-- Data provided start --

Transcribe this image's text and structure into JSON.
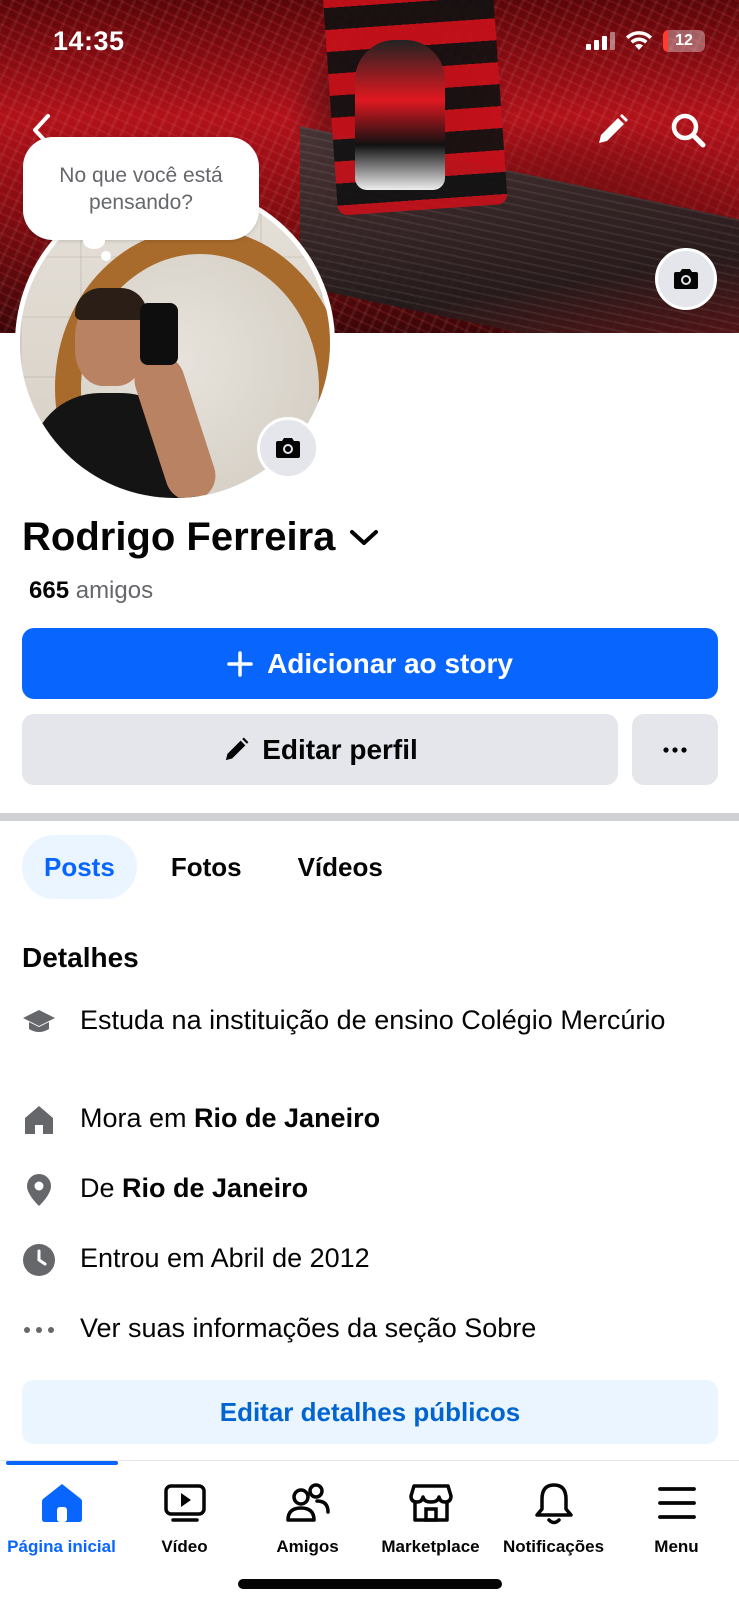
{
  "status_bar": {
    "time": "14:35",
    "battery": "12"
  },
  "composer": {
    "prompt": "No que você está pensando?"
  },
  "profile": {
    "name": "Rodrigo Ferreira",
    "friends_count": "665",
    "friends_label": "amigos"
  },
  "actions": {
    "add_story": "Adicionar ao story",
    "edit_profile": "Editar perfil"
  },
  "tabs": [
    {
      "label": "Posts",
      "active": true
    },
    {
      "label": "Fotos",
      "active": false
    },
    {
      "label": "Vídeos",
      "active": false
    }
  ],
  "details": {
    "title": "Detalhes",
    "items": [
      {
        "icon": "graduation-cap-icon",
        "prefix": "Estuda na instituição de ensino Colégio Mercúrio",
        "bold": ""
      },
      {
        "icon": "home-icon",
        "prefix": "Mora em ",
        "bold": "Rio de Janeiro"
      },
      {
        "icon": "location-pin-icon",
        "prefix": "De ",
        "bold": "Rio de Janeiro"
      },
      {
        "icon": "clock-icon",
        "prefix": "Entrou em Abril de 2012",
        "bold": ""
      },
      {
        "icon": "more-dots-icon",
        "prefix": "Ver suas informações da seção Sobre",
        "bold": ""
      }
    ],
    "edit_public": "Editar detalhes públicos"
  },
  "bottom_nav": [
    {
      "label": "Página inicial",
      "icon": "home-icon",
      "active": true
    },
    {
      "label": "Vídeo",
      "icon": "video-icon",
      "active": false
    },
    {
      "label": "Amigos",
      "icon": "friends-icon",
      "active": false
    },
    {
      "label": "Marketplace",
      "icon": "marketplace-icon",
      "active": false
    },
    {
      "label": "Notificações",
      "icon": "bell-icon",
      "active": false
    },
    {
      "label": "Menu",
      "icon": "menu-icon",
      "active": false
    }
  ],
  "colors": {
    "accent": "#0866ff",
    "secondary_button": "#e4e6eb",
    "muted_text": "#65676b"
  }
}
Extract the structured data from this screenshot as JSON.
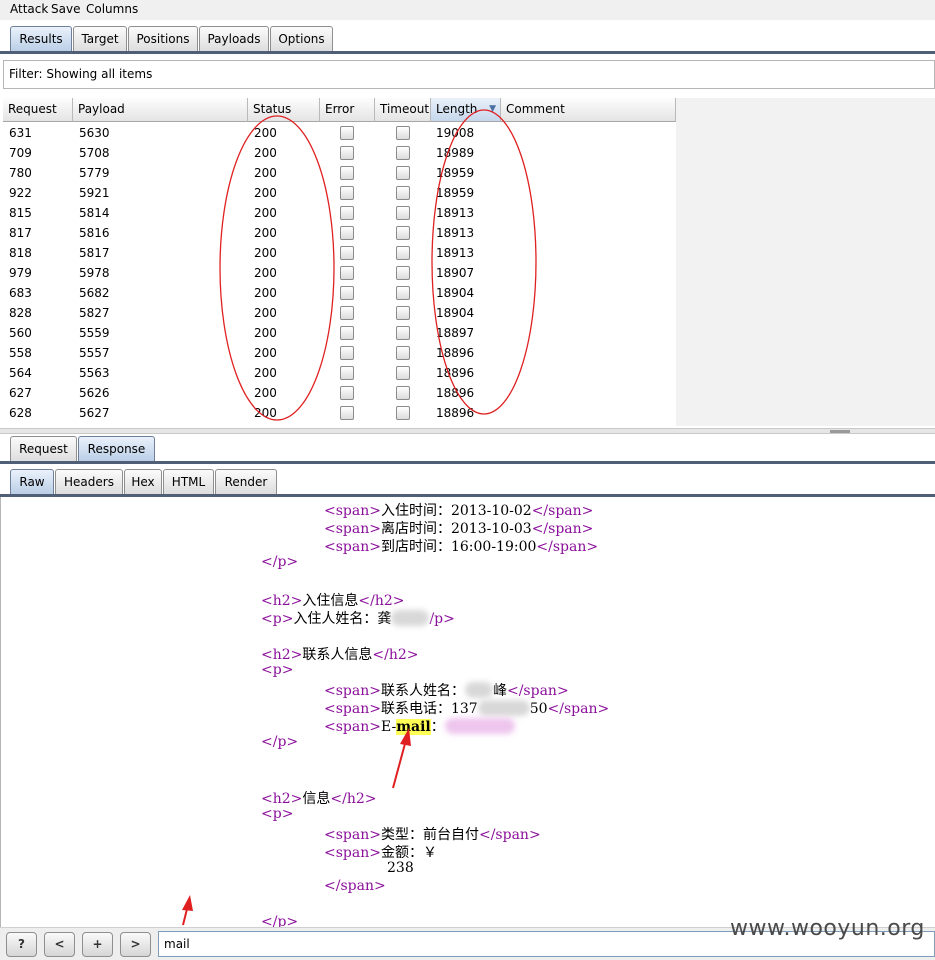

-- Data provided end --

◆ Exercise description ◆
Images in the data above are to be skipped. Retype all other material exactly.

◆ Written response ◆
Transcribe this image's text and structure into JSON.
{
  "status_bar": {
    "time": "14:35",
    "battery": "12"
  },
  "composer": {
    "prompt": "No que você está pensando?"
  },
  "profile": {
    "name": "Rodrigo Ferreira",
    "friends_count": "665",
    "friends_label": "amigos"
  },
  "actions": {
    "add_story": "Adicionar ao story",
    "edit_profile": "Editar perfil"
  },
  "tabs": [
    {
      "label": "Posts",
      "active": true
    },
    {
      "label": "Fotos",
      "active": false
    },
    {
      "label": "Vídeos",
      "active": false
    }
  ],
  "details": {
    "title": "Detalhes",
    "items": [
      {
        "icon": "graduation-cap-icon",
        "prefix": "Estuda na instituição de ensino Colégio Mercúrio",
        "bold": ""
      },
      {
        "icon": "home-icon",
        "prefix": "Mora em ",
        "bold": "Rio de Janeiro"
      },
      {
        "icon": "location-pin-icon",
        "prefix": "De ",
        "bold": "Rio de Janeiro"
      },
      {
        "icon": "clock-icon",
        "prefix": "Entrou em Abril de 2012",
        "bold": ""
      },
      {
        "icon": "more-dots-icon",
        "prefix": "Ver suas informações da seção Sobre",
        "bold": ""
      }
    ],
    "edit_public": "Editar detalhes públicos"
  },
  "bottom_nav": [
    {
      "label": "Página inicial",
      "icon": "home-icon",
      "active": true
    },
    {
      "label": "Vídeo",
      "icon": "video-icon",
      "active": false
    },
    {
      "label": "Amigos",
      "icon": "friends-icon",
      "active": false
    },
    {
      "label": "Marketplace",
      "icon": "marketplace-icon",
      "active": false
    },
    {
      "label": "Notificações",
      "icon": "bell-icon",
      "active": false
    },
    {
      "label": "Menu",
      "icon": "menu-icon",
      "active": false
    }
  ],
  "colors": {
    "accent": "#0866ff",
    "secondary_button": "#e4e6eb",
    "muted_text": "#65676b"
  }
}
Extract the structured data from this screenshot as JSON.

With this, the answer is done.